Data entries:

•••

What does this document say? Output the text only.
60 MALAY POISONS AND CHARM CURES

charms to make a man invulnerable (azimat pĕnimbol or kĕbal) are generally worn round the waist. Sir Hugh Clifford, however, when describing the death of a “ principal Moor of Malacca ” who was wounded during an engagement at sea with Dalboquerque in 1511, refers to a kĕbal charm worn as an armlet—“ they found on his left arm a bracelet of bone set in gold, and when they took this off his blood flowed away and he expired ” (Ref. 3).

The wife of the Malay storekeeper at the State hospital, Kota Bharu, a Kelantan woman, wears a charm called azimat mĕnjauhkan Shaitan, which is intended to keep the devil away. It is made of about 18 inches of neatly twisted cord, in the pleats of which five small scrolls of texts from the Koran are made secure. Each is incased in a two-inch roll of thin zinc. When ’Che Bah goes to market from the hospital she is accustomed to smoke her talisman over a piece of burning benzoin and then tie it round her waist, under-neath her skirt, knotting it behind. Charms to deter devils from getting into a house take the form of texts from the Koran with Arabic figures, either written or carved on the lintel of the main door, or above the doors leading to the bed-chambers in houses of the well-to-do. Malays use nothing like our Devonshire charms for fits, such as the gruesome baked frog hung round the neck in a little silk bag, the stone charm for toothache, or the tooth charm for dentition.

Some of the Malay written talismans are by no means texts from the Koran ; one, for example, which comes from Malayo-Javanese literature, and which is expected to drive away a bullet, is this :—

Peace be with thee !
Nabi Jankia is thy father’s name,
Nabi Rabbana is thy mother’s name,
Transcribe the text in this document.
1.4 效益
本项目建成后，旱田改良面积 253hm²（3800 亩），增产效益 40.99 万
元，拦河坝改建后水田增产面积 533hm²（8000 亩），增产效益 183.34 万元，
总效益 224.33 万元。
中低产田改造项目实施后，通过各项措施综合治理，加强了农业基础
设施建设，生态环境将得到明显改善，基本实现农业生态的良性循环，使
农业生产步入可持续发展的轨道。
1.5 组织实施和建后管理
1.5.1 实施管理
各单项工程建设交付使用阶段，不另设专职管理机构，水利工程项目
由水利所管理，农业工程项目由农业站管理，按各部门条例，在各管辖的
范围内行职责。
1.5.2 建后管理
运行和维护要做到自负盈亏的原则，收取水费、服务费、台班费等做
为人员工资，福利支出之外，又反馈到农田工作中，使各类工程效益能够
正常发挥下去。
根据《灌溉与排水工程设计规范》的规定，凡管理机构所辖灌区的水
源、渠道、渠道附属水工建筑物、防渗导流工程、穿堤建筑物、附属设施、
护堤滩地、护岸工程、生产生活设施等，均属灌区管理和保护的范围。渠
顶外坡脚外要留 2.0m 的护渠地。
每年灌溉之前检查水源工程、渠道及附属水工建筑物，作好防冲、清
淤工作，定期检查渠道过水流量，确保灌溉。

•••

◆ Instruction
Output all of the data again, exactly.

◆ Solved exercise
What does this document say? Output the text only.
60 MALAY POISONS AND CHARM CURES

charms to make a man invulnerable (azimat pĕnimbol or kĕbal) are generally worn round the waist. Sir Hugh Clifford, however, when describing the death of a “ principal Moor of Malacca ” who was wounded during an engagement at sea with Dalboquerque in 1511, refers to a kĕbal charm worn as an armlet—“ they found on his left arm a bracelet of bone set in gold, and when they took this off his blood flowed away and he expired ” (Ref. 3).

The wife of the Malay storekeeper at the State hospital, Kota Bharu, a Kelantan woman, wears a charm called azimat mĕnjauhkan Shaitan, which is intended to keep the devil away. It is made of about 18 inches of neatly twisted cord, in the pleats of which five small scrolls of texts from the Koran are made secure. Each is incased in a two-inch roll of thin zinc. When ’Che Bah goes to market from the hospital she is accustomed to smoke her talisman over a piece of burning benzoin and then tie it round her waist, under-neath her skirt, knotting it behind. Charms to deter devils from getting into a house take the form of texts from the Koran with Arabic figures, either written or carved on the lintel of the main door, or above the doors leading to the bed-chambers in houses of the well-to-do. Malays use nothing like our Devonshire charms for fits, such as the gruesome baked frog hung round the neck in a little silk bag, the stone charm for toothache, or the tooth charm for dentition.

Some of the Malay written talismans are by no means texts from the Koran ; one, for example, which comes from Malayo-Javanese literature, and which is expected to drive away a bullet, is this :—

Peace be with thee !
Nabi Jankia is thy father’s name,
Nabi Rabbana is thy mother’s name,
Transcribe the text in this document.
1.4 效益
本项目建成后，旱田改良面积 253hm²（3800 亩），增产效益 40.99 万
元，拦河坝改建后水田增产面积 533hm²（8000 亩），增产效益 183.34 万元，
总效益 224.33 万元。
中低产田改造项目实施后，通过各项措施综合治理，加强了农业基础
设施建设，生态环境将得到明显改善，基本实现农业生态的良性循环，使
农业生产步入可持续发展的轨道。
1.5 组织实施和建后管理
1.5.1 实施管理
各单项工程建设交付使用阶段，不另设专职管理机构，水利工程项目
由水利所管理，农业工程项目由农业站管理，按各部门条例，在各管辖的
范围内行职责。
1.5.2 建后管理
运行和维护要做到自负盈亏的原则，收取水费、服务费、台班费等做
为人员工资，福利支出之外，又反馈到农田工作中，使各类工程效益能够
正常发挥下去。
根据《灌溉与排水工程设计规范》的规定，凡管理机构所辖灌区的水
源、渠道、渠道附属水工建筑物、防渗导流工程、穿堤建筑物、附属设施、
护堤滩地、护岸工程、生产生活设施等，均属灌区管理和保护的范围。渠
顶外坡脚外要留 2.0m 的护渠地。
每年灌溉之前检查水源工程、渠道及附属水工建筑物，作好防冲、清
淤工作，定期检查渠道过水流量，确保灌溉。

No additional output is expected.